[Figure collection entries]
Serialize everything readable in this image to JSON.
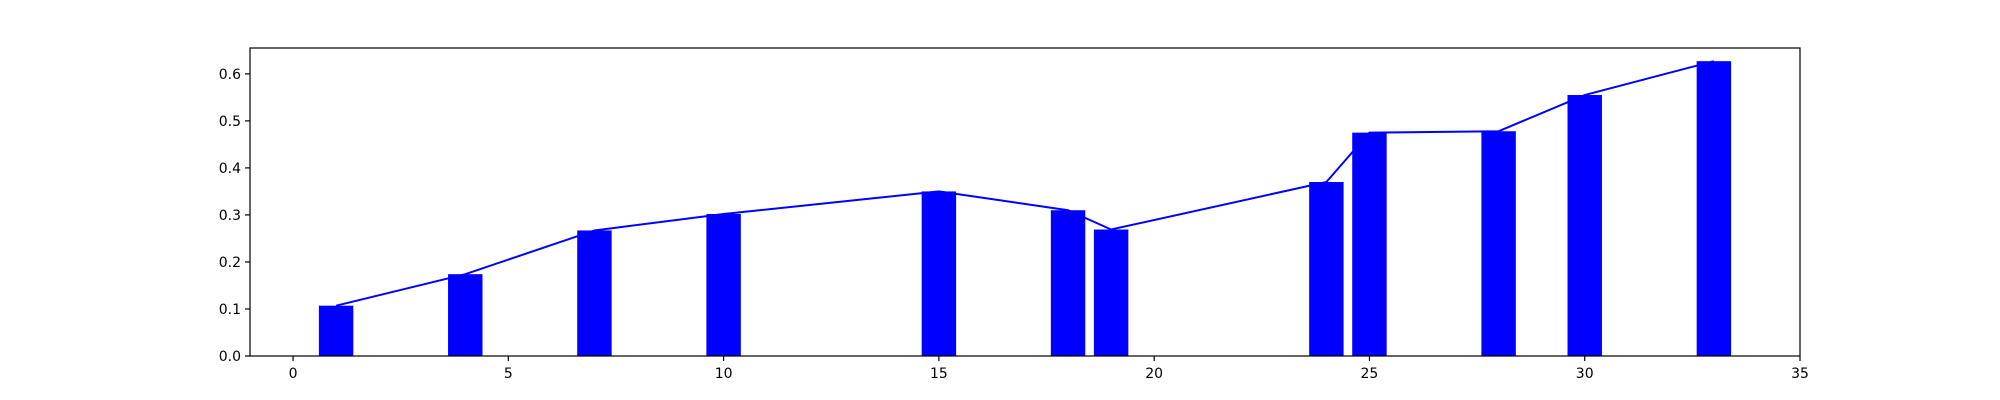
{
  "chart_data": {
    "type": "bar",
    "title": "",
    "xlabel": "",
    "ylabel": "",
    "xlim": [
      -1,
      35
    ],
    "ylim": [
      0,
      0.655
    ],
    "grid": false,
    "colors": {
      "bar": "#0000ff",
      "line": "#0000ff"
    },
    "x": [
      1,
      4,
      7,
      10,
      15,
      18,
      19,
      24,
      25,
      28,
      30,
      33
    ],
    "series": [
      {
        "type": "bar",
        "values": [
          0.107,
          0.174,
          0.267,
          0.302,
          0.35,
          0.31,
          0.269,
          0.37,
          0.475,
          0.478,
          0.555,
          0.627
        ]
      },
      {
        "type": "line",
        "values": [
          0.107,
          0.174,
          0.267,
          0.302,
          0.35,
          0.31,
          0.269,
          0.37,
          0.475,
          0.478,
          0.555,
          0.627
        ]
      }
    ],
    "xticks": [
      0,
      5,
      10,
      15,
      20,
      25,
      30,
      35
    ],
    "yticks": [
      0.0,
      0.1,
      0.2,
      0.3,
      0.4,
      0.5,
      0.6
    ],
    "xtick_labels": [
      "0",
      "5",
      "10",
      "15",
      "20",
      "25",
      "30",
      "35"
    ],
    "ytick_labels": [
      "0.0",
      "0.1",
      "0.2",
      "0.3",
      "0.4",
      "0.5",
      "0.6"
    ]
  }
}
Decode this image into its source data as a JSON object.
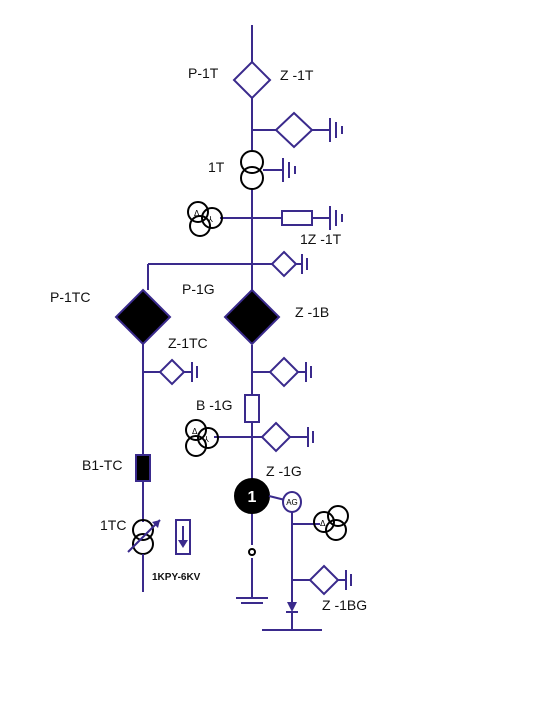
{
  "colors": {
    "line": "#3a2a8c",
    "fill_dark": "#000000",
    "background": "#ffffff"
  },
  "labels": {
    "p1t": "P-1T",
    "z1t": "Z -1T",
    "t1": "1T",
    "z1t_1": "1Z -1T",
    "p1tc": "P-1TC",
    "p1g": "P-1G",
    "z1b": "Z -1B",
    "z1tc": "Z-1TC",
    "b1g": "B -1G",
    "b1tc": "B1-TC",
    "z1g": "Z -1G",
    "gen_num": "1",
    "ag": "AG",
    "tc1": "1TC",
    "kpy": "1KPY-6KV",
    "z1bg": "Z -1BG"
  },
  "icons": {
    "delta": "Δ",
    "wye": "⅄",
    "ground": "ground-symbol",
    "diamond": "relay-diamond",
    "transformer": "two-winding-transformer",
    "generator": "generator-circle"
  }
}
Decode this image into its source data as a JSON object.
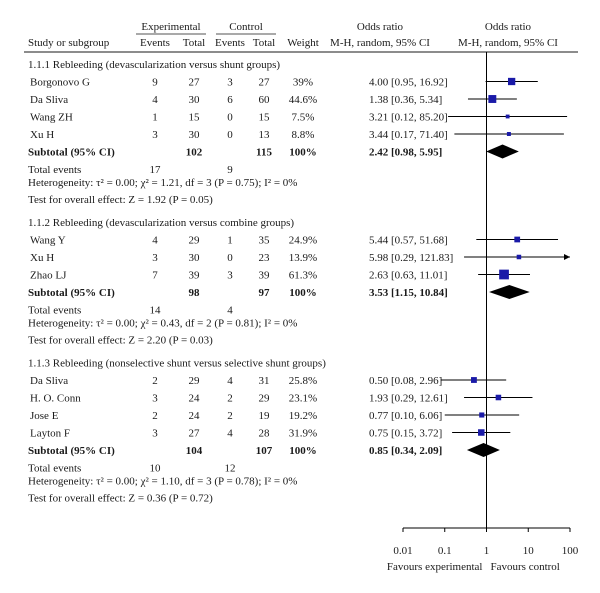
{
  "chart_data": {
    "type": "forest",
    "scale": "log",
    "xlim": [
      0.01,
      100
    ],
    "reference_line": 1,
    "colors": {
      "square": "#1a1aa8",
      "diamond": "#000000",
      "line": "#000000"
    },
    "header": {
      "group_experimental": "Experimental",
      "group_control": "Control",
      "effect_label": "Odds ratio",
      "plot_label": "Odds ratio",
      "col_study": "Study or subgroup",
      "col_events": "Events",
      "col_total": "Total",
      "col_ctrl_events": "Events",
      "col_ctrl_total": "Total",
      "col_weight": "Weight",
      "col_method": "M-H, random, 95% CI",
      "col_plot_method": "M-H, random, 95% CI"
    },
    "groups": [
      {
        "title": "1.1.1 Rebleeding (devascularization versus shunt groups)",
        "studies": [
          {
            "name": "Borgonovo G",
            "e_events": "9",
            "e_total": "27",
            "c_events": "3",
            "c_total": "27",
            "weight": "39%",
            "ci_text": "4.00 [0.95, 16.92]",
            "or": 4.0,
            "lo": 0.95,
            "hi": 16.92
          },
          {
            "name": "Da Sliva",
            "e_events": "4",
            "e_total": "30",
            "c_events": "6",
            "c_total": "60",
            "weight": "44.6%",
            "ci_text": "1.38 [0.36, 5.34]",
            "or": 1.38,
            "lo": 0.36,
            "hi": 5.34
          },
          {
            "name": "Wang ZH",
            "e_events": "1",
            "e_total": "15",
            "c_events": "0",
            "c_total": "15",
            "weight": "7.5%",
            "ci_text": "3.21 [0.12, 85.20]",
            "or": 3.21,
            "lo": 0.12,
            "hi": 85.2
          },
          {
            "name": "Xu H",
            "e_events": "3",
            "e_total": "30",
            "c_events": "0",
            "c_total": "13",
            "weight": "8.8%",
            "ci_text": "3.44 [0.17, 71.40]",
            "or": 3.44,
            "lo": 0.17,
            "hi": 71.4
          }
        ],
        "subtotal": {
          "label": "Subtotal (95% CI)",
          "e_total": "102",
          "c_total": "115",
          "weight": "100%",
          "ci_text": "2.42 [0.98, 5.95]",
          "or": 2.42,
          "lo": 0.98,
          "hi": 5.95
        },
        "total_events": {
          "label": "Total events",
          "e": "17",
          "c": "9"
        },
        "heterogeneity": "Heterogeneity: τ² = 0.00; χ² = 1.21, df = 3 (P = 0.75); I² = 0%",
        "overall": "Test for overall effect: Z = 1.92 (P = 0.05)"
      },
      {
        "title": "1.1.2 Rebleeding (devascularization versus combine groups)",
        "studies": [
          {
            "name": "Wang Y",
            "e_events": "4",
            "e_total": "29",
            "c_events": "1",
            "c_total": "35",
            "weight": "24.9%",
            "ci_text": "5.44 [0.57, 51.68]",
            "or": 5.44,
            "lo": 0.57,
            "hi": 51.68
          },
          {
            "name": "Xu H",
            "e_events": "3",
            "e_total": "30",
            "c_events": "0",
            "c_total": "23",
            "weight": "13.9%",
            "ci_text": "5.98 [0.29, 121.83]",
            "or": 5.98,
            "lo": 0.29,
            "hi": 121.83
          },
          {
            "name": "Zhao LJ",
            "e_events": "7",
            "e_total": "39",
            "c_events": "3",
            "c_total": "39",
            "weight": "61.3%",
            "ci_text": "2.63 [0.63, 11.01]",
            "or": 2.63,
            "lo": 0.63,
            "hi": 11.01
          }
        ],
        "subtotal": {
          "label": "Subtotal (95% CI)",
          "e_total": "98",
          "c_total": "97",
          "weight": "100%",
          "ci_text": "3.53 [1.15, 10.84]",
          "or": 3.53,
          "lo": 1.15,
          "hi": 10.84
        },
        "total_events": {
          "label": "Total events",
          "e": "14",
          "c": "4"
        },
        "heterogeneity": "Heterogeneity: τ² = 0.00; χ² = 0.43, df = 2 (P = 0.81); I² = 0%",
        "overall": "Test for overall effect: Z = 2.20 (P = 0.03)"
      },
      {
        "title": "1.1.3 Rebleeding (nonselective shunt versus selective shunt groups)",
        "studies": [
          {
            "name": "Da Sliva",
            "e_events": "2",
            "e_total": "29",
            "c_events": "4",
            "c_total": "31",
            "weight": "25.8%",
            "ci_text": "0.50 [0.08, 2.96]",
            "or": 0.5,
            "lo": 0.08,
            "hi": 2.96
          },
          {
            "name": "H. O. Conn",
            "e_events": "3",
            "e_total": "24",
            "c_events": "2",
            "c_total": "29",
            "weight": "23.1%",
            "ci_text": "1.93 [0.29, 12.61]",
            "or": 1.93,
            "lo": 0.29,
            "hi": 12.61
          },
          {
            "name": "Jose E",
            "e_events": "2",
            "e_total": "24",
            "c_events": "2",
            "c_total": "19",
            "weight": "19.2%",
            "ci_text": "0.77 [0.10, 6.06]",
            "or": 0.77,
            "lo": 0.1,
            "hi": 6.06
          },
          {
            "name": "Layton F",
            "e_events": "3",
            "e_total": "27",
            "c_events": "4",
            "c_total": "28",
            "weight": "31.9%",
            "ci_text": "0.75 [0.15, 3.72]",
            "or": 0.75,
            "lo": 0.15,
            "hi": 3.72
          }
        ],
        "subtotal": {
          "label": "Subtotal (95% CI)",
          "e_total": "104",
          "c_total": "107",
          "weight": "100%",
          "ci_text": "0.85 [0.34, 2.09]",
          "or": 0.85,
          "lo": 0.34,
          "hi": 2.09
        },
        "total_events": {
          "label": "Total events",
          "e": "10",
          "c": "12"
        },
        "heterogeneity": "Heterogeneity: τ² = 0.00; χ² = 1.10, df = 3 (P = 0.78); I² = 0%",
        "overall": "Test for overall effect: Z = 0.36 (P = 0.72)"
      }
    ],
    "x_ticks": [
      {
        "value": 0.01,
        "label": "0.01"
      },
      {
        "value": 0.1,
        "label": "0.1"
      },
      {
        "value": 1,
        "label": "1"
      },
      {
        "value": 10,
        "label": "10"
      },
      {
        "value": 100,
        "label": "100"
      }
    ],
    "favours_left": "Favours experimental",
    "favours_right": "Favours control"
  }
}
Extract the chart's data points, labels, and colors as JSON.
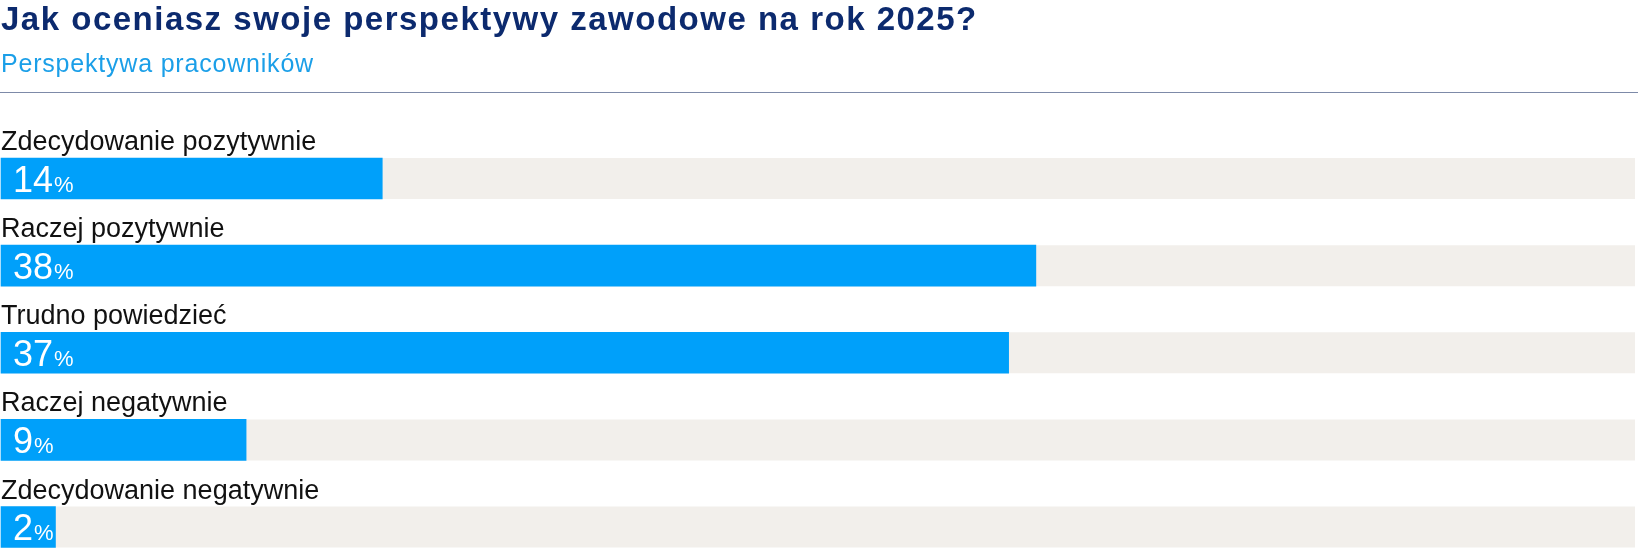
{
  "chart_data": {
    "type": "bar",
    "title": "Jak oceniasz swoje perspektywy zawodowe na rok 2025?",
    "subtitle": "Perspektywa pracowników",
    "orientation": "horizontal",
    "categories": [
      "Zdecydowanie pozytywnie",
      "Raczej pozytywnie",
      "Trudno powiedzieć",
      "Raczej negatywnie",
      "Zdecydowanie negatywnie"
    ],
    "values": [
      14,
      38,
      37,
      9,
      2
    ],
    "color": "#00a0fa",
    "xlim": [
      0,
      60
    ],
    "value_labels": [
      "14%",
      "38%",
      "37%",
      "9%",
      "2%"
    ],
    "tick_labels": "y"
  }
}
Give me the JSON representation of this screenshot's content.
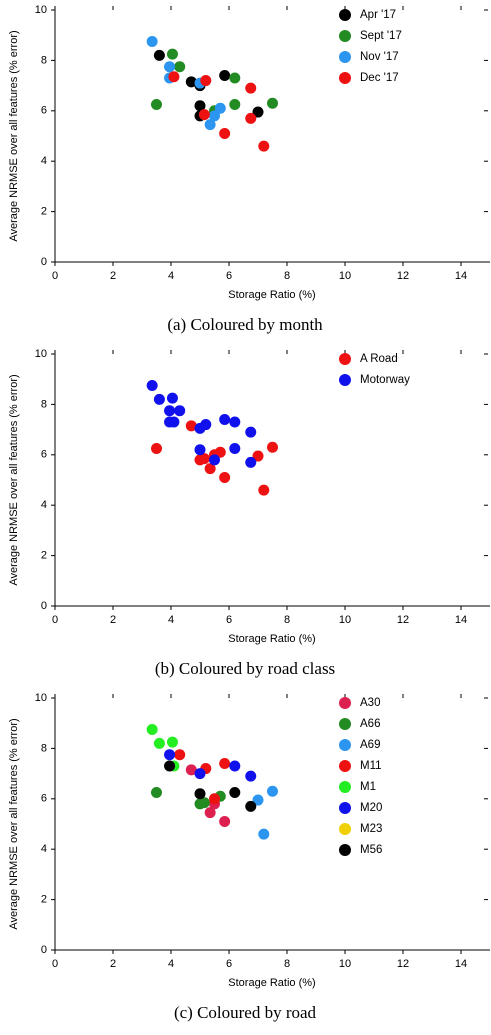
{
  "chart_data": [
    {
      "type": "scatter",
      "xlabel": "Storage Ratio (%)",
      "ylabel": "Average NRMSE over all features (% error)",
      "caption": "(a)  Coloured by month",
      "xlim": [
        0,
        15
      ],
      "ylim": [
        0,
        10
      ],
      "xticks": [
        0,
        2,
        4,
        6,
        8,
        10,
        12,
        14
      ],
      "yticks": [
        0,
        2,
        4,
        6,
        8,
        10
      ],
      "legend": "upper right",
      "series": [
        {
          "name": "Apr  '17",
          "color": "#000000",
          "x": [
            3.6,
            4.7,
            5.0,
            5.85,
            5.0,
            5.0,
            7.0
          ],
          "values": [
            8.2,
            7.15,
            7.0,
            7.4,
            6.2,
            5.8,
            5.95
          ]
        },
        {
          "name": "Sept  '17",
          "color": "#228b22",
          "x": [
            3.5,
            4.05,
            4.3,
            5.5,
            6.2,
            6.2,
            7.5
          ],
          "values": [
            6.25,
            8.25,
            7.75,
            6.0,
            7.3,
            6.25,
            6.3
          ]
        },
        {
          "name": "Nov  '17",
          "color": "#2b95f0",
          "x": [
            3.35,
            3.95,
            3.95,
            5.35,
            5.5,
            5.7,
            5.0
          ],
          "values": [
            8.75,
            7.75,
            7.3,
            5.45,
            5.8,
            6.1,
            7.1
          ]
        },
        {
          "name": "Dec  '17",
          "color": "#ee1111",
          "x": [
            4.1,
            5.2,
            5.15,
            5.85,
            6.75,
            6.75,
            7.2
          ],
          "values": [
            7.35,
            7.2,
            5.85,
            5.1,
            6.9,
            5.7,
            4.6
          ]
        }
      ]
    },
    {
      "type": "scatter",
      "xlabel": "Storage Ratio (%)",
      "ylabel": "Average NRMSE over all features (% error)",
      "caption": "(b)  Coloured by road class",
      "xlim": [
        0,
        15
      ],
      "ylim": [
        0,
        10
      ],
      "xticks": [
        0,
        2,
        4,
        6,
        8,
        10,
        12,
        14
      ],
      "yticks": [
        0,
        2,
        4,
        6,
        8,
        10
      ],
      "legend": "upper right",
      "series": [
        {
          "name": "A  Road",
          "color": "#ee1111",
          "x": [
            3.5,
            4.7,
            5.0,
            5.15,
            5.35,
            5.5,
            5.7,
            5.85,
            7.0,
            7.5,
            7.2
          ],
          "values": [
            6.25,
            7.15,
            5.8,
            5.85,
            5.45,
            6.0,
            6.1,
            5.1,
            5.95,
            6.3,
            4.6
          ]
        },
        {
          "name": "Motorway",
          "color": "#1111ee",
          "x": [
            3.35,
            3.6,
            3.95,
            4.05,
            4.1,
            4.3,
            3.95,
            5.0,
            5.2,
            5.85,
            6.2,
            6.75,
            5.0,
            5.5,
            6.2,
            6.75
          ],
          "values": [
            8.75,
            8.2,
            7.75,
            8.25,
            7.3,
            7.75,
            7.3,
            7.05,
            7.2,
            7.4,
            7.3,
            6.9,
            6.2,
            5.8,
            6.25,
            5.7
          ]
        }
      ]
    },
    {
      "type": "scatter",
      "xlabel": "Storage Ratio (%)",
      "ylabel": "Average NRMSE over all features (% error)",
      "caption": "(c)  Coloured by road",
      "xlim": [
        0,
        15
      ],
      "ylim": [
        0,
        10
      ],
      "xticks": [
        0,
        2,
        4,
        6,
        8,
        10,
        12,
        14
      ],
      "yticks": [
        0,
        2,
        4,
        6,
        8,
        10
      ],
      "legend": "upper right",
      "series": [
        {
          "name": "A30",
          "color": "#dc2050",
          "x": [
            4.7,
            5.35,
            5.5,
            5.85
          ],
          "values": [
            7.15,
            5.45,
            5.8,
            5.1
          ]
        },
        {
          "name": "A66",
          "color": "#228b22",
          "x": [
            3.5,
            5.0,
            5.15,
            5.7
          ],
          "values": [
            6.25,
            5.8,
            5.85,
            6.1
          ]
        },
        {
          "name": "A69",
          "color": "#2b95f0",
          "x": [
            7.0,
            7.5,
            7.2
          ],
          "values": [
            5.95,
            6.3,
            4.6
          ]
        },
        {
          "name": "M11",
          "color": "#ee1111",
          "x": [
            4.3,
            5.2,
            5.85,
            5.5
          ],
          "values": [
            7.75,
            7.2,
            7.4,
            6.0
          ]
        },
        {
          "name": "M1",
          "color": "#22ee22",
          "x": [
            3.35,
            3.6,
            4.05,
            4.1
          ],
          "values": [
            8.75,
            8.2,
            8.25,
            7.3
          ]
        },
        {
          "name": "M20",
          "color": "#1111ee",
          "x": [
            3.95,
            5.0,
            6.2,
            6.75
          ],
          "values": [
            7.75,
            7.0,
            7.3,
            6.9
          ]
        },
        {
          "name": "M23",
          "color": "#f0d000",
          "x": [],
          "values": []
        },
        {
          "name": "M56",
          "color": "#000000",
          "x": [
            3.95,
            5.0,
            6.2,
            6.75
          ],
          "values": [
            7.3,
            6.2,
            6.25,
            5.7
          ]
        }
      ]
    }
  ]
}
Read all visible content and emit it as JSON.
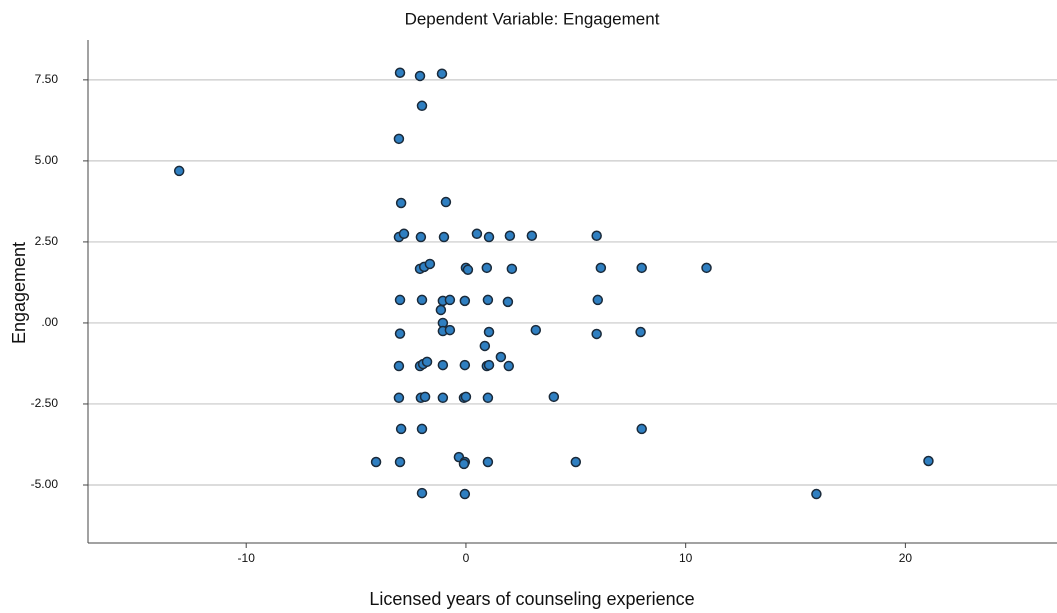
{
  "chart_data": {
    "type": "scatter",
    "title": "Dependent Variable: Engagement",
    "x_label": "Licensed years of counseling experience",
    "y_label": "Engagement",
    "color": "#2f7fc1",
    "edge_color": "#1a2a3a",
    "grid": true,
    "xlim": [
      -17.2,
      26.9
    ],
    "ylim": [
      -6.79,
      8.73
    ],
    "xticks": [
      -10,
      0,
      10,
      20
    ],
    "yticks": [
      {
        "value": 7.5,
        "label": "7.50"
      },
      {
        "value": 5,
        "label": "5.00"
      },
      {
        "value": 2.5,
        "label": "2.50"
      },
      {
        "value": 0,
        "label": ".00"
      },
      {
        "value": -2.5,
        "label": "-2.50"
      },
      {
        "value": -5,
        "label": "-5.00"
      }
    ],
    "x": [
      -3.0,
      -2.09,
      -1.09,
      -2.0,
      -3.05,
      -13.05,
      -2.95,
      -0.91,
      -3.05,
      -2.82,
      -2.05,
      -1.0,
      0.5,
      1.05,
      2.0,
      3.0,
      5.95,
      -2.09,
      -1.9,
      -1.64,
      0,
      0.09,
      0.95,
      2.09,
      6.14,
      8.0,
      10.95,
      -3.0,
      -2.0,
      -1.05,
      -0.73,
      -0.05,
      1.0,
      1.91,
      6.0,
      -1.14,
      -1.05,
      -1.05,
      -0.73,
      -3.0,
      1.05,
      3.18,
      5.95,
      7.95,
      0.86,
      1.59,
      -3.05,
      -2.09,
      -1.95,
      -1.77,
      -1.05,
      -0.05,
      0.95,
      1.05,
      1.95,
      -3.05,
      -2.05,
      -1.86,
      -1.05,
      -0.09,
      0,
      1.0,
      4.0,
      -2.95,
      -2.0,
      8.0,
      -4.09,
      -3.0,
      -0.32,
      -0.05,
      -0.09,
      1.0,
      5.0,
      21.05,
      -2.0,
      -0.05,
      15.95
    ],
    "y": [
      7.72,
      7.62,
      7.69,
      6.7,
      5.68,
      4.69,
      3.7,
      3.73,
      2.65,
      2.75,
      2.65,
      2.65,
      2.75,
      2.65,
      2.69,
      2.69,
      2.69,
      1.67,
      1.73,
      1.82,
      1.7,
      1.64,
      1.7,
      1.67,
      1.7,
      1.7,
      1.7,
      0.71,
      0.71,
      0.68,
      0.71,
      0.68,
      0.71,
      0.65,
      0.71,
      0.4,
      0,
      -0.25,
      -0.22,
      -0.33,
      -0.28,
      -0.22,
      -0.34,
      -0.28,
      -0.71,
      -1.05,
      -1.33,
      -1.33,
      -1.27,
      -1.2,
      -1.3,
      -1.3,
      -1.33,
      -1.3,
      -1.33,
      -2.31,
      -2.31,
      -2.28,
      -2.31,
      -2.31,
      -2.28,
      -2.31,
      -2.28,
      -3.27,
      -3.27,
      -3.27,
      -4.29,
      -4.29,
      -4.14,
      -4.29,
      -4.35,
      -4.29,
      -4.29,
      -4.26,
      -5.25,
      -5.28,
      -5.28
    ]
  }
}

EXERCISE AIM: For each line of the listing that holds the word "content", show that line.

REPLY:
Give me the JSON representation of this screenshot's content.
Read all visible content and emit it as JSON.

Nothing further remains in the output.